### What to do
Count every line that includes the string "title" in the entries that follow. Nothing besides the number is needed.

[START Recorded information]

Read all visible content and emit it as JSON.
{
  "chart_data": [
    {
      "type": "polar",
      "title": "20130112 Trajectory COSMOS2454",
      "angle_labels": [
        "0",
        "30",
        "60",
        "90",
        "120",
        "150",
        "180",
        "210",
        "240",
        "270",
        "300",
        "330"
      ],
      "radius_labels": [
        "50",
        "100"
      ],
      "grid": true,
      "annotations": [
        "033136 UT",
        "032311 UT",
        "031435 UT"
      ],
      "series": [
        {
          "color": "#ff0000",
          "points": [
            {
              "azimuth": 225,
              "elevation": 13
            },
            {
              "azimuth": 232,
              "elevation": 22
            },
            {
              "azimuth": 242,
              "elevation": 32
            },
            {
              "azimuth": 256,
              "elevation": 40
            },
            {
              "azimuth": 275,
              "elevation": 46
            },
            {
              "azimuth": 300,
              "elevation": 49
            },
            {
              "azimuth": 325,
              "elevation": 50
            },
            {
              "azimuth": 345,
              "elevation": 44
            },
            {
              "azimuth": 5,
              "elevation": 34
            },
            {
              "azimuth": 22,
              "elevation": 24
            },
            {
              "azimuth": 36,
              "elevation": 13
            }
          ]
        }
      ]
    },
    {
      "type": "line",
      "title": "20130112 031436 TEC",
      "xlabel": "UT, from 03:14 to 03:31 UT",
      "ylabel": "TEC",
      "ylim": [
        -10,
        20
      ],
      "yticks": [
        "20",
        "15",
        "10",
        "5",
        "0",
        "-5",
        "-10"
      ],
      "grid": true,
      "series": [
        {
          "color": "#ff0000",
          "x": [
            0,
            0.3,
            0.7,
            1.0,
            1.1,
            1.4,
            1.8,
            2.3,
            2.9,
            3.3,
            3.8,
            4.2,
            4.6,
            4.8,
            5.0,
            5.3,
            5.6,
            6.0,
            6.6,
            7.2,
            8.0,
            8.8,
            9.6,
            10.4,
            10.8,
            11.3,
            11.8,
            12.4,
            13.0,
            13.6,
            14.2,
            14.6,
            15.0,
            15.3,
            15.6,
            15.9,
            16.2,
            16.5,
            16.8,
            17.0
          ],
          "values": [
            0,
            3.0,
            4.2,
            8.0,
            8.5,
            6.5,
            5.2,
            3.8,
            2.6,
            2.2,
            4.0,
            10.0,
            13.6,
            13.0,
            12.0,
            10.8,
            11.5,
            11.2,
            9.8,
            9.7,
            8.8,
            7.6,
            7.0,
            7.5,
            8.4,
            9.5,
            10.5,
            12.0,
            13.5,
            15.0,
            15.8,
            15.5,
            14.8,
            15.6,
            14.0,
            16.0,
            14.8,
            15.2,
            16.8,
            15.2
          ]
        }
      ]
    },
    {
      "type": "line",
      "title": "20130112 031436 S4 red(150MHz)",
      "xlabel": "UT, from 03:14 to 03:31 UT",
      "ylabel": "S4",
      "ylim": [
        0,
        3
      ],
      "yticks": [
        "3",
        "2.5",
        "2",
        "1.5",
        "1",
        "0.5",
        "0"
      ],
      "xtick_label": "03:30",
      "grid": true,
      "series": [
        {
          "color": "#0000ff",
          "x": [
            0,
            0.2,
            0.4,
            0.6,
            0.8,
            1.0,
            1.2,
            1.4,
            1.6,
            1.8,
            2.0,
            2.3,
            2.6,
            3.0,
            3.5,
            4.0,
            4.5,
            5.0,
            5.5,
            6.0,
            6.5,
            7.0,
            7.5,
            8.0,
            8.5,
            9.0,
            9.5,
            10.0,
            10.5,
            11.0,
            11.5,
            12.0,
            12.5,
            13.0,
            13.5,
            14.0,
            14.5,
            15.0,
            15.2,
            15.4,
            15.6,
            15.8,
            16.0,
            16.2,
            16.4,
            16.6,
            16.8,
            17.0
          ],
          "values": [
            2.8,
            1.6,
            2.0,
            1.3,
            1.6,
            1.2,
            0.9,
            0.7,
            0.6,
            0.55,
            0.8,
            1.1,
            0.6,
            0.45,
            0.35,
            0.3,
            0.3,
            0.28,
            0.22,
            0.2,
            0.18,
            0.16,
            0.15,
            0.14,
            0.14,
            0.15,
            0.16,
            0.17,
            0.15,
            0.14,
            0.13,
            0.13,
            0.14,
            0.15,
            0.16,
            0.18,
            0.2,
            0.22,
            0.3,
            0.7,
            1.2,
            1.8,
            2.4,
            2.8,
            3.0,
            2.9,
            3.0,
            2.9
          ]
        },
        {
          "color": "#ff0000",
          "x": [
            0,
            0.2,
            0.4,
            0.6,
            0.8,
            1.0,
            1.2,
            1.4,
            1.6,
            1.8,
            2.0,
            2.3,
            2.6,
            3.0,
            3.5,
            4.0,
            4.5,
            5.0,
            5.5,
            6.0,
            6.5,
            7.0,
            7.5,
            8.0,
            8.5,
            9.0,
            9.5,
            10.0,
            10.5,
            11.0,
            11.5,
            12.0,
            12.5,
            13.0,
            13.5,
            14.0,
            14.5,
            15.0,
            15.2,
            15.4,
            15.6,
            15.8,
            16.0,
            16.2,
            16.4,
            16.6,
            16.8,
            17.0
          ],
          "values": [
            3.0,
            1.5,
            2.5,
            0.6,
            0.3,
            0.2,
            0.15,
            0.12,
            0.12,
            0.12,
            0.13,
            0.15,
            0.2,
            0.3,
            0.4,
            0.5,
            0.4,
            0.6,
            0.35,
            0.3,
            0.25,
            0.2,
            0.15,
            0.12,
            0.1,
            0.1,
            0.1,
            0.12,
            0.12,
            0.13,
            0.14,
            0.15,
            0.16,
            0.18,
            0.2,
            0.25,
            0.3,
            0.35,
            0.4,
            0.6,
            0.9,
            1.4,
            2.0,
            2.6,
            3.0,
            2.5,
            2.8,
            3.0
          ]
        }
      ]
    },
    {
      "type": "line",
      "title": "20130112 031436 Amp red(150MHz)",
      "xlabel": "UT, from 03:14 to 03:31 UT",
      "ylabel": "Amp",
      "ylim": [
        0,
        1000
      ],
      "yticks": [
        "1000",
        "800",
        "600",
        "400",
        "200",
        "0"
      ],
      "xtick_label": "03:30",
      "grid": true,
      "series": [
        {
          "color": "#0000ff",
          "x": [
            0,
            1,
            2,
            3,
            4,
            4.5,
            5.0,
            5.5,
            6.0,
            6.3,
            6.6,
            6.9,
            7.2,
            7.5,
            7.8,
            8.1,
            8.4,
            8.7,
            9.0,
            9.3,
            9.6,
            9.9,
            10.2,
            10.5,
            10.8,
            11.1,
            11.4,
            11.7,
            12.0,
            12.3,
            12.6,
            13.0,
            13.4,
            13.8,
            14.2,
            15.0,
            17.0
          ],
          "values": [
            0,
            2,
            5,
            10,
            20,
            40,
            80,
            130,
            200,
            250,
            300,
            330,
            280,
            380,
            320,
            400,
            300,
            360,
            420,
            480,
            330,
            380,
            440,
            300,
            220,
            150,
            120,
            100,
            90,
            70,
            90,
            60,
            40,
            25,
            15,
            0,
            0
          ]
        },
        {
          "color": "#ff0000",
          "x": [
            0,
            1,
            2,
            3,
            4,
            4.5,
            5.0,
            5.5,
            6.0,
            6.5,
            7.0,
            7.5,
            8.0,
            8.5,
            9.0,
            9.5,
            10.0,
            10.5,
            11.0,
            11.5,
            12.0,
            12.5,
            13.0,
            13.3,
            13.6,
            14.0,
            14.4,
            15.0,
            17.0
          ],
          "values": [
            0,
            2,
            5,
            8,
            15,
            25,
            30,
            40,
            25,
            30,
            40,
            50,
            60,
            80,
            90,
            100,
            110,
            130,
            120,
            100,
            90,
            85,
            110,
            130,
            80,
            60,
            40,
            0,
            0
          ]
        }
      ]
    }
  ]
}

[END Recorded information]

### Result of the exercise
4